Output all lines exactly.
— START RECORDS SUPPLIED —
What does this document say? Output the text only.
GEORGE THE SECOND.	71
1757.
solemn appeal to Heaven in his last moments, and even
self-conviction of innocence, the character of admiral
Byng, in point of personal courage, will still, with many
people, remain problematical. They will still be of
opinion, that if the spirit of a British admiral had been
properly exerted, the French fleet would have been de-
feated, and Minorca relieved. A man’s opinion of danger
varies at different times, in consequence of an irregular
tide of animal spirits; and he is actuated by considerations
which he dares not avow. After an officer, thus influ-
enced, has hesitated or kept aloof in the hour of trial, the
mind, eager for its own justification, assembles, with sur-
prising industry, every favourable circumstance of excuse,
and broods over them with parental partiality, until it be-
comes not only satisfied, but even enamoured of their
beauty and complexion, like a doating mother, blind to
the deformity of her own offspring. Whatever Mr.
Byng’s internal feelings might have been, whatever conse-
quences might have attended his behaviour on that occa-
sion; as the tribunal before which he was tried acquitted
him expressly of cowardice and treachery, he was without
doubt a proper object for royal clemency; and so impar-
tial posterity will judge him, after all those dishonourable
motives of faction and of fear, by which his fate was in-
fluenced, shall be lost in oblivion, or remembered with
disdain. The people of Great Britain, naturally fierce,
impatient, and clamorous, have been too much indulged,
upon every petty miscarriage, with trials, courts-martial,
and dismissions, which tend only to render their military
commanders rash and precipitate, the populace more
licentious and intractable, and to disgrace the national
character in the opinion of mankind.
— END RECORDS SUPPLIED —
RESPONSE BELOW:
What does this document say? Output the text only.
GEORGE THE SECOND.	71
1757.
solemn appeal to Heaven in his last moments, and even
self-conviction of innocence, the character of admiral
Byng, in point of personal courage, will still, with many
people, remain problematical. They will still be of
opinion, that if the spirit of a British admiral had been
properly exerted, the French fleet would have been de-
feated, and Minorca relieved. A man’s opinion of danger
varies at different times, in consequence of an irregular
tide of animal spirits; and he is actuated by considerations
which he dares not avow. After an officer, thus influ-
enced, has hesitated or kept aloof in the hour of trial, the
mind, eager for its own justification, assembles, with sur-
prising industry, every favourable circumstance of excuse,
and broods over them with parental partiality, until it be-
comes not only satisfied, but even enamoured of their
beauty and complexion, like a doating mother, blind to
the deformity of her own offspring. Whatever Mr.
Byng’s internal feelings might have been, whatever conse-
quences might have attended his behaviour on that occa-
sion; as the tribunal before which he was tried acquitted
him expressly of cowardice and treachery, he was without
doubt a proper object for royal clemency; and so impar-
tial posterity will judge him, after all those dishonourable
motives of faction and of fear, by which his fate was in-
fluenced, shall be lost in oblivion, or remembered with
disdain. The people of Great Britain, naturally fierce,
impatient, and clamorous, have been too much indulged,
upon every petty miscarriage, with trials, courts-martial,
and dismissions, which tend only to render their military
commanders rash and precipitate, the populace more
licentious and intractable, and to disgrace the national
character in the opinion of mankind.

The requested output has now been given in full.